— START DATA FOR THE TASK —

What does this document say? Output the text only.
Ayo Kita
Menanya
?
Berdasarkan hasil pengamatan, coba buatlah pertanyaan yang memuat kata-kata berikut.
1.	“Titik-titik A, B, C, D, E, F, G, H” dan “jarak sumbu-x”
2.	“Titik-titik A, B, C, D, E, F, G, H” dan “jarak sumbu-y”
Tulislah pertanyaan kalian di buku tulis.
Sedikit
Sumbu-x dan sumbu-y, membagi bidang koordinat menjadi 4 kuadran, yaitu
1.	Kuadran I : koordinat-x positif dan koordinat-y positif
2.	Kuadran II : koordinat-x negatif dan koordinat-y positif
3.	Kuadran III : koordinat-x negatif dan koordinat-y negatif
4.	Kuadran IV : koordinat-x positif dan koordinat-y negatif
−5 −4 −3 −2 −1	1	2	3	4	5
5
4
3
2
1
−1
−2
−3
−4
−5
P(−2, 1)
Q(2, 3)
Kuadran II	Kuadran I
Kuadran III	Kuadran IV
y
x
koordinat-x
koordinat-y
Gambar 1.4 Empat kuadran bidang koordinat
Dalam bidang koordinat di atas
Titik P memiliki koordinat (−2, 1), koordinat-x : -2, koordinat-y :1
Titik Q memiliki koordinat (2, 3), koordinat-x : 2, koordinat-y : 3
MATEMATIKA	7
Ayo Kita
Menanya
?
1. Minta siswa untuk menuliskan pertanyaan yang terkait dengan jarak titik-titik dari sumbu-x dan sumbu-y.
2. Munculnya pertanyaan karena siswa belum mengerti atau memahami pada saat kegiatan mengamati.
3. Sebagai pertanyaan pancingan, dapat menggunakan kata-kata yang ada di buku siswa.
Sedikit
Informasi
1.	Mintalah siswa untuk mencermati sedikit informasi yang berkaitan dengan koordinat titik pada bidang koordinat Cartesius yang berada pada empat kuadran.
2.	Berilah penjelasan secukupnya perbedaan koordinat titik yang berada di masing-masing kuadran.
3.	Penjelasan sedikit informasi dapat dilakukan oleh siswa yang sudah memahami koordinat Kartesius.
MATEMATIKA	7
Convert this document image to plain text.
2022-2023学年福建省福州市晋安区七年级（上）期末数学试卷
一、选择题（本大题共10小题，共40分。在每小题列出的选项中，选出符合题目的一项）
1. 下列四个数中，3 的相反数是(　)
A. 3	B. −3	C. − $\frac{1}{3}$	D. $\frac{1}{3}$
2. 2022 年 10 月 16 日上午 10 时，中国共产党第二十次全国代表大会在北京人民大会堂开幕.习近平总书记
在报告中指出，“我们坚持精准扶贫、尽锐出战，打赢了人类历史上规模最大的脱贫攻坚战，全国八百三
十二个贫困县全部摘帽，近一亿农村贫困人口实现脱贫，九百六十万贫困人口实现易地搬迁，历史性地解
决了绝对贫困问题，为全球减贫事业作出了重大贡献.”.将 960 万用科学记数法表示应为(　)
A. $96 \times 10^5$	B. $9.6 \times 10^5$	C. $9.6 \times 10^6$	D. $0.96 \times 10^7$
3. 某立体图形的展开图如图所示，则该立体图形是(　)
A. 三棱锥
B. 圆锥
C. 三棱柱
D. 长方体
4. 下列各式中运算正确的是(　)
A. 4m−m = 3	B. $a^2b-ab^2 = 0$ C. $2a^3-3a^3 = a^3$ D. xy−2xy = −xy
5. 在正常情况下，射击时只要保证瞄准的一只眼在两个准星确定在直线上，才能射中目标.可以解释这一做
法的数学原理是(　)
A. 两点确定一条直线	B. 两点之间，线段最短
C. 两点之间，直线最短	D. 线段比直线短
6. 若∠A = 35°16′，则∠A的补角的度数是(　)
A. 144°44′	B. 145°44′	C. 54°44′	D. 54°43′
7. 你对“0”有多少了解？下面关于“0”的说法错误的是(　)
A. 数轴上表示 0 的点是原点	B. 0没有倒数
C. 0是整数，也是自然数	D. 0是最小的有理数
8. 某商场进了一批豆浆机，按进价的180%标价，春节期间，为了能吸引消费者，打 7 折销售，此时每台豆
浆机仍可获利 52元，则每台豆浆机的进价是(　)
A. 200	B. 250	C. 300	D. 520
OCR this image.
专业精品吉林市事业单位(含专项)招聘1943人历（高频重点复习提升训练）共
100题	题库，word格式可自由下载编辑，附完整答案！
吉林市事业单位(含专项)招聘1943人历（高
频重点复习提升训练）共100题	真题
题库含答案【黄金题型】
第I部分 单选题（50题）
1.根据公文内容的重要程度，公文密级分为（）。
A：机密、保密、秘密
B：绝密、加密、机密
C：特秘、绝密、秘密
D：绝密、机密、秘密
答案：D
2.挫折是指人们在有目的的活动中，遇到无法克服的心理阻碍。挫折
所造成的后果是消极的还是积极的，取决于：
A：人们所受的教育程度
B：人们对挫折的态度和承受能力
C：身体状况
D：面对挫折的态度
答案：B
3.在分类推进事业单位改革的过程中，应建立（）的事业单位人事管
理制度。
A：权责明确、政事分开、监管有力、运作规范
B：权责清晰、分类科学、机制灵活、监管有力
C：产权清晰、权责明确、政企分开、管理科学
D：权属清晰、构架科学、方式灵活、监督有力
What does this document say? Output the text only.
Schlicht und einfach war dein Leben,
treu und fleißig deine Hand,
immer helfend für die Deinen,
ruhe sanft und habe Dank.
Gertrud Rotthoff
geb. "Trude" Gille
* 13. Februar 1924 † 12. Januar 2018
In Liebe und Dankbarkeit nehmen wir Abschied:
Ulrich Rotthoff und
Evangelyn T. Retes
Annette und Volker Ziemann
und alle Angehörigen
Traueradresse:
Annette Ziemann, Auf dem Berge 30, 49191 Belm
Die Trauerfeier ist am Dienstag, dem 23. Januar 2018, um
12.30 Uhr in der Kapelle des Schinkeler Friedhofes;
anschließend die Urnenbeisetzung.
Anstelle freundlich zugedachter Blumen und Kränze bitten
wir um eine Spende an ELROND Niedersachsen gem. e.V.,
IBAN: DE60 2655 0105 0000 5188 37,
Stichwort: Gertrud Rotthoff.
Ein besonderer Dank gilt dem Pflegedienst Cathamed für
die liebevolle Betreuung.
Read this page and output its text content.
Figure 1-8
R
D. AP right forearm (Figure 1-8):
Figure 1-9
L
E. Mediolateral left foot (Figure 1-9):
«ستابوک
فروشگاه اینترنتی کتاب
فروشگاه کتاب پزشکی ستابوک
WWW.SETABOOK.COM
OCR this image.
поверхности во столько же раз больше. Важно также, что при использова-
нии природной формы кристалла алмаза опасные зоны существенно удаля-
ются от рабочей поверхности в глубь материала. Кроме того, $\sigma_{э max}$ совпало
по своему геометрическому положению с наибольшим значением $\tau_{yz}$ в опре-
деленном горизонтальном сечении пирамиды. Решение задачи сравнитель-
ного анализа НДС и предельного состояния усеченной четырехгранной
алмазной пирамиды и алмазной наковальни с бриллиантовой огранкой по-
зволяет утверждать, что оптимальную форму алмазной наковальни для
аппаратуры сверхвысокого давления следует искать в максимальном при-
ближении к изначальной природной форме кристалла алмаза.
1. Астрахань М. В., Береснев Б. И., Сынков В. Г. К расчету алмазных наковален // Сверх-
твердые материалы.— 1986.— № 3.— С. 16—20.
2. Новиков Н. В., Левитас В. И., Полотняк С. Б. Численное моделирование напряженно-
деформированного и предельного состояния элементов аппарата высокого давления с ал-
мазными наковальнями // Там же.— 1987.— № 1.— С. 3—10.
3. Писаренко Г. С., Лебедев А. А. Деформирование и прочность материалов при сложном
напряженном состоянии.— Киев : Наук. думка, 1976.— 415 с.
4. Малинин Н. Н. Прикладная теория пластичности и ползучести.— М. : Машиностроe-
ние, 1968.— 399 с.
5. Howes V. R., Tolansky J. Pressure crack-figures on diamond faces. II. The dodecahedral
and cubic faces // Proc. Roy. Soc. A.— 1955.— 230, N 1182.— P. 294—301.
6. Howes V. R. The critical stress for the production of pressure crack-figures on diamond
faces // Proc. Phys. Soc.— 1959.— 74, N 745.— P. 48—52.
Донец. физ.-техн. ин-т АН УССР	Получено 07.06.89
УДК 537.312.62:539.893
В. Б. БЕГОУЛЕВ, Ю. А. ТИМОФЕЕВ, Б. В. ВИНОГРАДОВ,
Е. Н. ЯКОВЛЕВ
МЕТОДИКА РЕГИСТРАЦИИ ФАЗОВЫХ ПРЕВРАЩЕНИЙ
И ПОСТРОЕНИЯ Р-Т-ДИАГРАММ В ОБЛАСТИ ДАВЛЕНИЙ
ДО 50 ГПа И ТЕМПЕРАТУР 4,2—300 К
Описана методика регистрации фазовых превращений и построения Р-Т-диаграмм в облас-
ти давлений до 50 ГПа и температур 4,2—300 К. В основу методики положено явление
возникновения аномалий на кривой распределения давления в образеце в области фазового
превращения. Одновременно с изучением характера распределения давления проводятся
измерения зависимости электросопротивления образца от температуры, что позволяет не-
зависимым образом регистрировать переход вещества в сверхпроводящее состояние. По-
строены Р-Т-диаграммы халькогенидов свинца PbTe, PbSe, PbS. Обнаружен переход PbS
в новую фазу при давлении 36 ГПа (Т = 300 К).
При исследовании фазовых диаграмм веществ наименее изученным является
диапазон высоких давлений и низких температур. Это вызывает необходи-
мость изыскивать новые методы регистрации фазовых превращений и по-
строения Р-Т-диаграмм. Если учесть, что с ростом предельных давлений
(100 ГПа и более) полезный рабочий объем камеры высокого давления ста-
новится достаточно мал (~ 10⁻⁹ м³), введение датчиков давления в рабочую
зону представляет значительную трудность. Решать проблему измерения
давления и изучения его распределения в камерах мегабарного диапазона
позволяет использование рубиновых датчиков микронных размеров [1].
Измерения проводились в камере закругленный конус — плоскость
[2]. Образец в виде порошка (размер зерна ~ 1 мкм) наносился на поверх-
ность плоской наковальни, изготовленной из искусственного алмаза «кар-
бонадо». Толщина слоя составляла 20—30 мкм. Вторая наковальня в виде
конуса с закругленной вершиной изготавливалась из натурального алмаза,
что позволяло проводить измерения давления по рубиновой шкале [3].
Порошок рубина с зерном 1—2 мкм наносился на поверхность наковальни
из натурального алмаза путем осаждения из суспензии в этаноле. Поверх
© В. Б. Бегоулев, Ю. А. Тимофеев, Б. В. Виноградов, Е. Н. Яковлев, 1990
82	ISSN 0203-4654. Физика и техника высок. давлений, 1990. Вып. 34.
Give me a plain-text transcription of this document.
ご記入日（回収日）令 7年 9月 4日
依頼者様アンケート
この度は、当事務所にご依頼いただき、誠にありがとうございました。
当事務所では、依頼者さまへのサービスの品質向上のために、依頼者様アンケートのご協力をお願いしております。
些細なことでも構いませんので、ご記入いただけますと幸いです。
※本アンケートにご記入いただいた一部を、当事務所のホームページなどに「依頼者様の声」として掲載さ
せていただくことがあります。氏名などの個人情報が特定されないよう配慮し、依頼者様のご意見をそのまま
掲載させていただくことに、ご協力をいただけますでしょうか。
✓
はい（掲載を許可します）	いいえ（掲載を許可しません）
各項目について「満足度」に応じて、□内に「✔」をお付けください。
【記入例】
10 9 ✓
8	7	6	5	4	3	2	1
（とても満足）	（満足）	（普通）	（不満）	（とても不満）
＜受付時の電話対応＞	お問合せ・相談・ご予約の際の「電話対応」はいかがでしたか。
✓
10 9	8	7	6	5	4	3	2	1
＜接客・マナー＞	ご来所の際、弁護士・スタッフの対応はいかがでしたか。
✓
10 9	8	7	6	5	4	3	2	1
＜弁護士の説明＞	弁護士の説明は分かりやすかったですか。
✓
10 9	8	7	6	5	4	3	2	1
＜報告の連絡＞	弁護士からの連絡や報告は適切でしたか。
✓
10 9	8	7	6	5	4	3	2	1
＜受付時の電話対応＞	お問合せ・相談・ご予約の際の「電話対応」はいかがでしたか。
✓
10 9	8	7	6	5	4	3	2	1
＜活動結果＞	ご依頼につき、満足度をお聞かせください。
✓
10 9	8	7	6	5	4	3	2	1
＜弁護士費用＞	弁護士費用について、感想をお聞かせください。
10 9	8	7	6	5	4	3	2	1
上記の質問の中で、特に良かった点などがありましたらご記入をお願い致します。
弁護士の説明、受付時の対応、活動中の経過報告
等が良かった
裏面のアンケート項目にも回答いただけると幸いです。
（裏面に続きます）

— END DATA FOR THE TASK —

- **WORK TO BE COMPLETED**
Read the lines above. Gather those in which the string "позволяет" is found.

- **EXPECTED OUTPUT**
измерения зависимости электросопротивления образца от температуры, что позволяет не-
позволяет использование рубиновых датчиков микронных размеров [1].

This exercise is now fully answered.